[start of Input records]
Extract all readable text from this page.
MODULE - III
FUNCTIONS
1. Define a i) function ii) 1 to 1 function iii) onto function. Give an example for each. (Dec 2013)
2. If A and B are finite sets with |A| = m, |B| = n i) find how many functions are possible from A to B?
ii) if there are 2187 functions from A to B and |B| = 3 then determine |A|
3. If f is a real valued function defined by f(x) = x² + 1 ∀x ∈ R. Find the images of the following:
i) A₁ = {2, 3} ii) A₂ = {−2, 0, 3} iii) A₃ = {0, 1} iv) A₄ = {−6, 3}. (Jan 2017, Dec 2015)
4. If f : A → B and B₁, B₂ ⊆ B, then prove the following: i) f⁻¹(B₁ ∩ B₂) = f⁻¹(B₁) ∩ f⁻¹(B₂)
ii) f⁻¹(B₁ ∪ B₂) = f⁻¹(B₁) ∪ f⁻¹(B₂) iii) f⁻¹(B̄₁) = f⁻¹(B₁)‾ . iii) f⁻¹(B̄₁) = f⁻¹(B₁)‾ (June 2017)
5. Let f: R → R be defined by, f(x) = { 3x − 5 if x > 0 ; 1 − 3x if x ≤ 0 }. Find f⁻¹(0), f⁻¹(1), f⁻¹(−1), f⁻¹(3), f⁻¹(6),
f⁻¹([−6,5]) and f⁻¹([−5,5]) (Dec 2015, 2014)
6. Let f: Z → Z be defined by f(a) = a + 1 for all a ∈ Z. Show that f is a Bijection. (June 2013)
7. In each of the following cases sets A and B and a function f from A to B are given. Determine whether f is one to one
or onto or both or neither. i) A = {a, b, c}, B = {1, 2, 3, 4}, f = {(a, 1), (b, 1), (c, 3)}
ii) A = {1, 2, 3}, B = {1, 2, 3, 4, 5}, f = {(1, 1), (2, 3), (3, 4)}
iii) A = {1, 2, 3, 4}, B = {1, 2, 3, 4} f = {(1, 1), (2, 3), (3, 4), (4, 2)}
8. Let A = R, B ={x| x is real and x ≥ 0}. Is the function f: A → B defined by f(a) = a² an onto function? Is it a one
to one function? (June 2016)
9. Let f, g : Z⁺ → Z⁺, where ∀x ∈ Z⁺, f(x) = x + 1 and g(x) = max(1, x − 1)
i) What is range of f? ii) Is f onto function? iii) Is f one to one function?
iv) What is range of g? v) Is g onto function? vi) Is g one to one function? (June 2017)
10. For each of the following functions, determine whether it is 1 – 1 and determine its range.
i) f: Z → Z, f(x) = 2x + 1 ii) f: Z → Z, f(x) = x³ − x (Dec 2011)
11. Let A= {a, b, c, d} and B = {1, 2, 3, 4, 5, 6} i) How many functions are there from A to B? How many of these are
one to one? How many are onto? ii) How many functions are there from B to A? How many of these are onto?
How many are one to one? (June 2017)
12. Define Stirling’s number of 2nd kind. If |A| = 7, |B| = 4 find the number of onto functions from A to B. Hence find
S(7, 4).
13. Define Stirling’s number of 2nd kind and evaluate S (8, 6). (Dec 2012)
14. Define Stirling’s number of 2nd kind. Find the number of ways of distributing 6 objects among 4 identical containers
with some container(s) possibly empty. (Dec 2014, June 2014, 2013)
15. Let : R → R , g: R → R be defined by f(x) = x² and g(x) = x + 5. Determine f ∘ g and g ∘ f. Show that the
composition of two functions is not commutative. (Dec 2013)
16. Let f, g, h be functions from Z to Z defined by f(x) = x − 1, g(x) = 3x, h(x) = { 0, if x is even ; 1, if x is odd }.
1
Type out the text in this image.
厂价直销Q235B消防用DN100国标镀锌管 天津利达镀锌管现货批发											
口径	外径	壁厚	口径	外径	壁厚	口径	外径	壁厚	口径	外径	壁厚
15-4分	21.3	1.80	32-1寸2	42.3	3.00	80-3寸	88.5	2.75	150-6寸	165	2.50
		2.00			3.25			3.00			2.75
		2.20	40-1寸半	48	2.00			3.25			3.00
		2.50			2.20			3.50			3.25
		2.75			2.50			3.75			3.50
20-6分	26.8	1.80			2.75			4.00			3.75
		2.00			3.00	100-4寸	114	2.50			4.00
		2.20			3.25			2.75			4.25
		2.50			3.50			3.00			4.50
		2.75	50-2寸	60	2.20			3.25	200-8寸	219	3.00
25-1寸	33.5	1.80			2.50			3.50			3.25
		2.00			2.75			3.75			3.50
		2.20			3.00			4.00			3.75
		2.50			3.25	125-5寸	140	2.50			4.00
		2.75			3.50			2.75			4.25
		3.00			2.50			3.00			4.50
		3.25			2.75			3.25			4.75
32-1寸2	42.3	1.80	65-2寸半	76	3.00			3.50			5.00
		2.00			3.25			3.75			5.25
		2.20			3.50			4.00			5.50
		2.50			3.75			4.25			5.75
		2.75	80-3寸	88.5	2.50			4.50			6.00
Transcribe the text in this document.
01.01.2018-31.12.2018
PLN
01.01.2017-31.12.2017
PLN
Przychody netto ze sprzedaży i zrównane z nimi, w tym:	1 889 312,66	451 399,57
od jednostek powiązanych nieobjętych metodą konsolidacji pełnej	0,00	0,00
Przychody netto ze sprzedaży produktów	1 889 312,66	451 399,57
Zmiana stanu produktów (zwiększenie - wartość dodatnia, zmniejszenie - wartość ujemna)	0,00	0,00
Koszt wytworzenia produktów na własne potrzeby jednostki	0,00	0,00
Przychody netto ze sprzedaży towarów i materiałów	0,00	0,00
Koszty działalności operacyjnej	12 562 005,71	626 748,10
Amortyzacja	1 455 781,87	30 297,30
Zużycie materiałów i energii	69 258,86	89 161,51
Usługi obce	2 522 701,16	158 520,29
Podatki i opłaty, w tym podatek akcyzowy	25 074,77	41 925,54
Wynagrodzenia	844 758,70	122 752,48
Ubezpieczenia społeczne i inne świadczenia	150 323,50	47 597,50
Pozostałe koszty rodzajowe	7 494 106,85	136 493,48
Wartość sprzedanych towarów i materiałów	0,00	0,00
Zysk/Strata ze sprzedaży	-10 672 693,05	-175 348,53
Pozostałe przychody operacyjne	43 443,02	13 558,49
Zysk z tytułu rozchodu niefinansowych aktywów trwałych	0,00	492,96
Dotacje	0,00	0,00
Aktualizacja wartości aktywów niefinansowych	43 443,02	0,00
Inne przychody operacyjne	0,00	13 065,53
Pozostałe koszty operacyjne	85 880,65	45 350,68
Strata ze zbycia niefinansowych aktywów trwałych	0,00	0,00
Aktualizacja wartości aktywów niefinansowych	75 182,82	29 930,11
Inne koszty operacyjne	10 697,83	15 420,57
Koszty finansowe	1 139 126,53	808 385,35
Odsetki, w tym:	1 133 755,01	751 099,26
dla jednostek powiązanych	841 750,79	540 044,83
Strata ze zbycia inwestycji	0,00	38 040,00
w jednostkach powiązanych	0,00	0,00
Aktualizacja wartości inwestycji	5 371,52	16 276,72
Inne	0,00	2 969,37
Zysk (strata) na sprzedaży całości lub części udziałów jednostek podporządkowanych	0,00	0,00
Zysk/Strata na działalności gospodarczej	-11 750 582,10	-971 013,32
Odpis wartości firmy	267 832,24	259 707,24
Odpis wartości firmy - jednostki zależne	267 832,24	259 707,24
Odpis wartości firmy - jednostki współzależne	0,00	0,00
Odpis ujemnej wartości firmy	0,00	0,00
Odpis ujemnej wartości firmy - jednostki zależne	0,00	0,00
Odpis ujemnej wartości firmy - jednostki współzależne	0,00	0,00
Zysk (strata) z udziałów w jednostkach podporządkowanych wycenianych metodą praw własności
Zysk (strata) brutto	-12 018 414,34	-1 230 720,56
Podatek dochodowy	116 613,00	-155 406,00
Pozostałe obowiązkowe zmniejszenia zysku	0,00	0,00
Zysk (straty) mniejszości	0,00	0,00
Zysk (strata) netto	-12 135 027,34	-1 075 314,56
[end of Input records]
__Brief__:
Scan the listing above for the word "Pozostałe" and copy every line that holds it.

__Finished exercise__:
Pozostałe koszty rodzajowe	7 494 106,85	136 493,48
Pozostałe przychody operacyjne	43 443,02	13 558,49
Pozostałe koszty operacyjne	85 880,65	45 350,68
Pozostałe obowiązkowe zmniejszenia zysku	0,00	0,00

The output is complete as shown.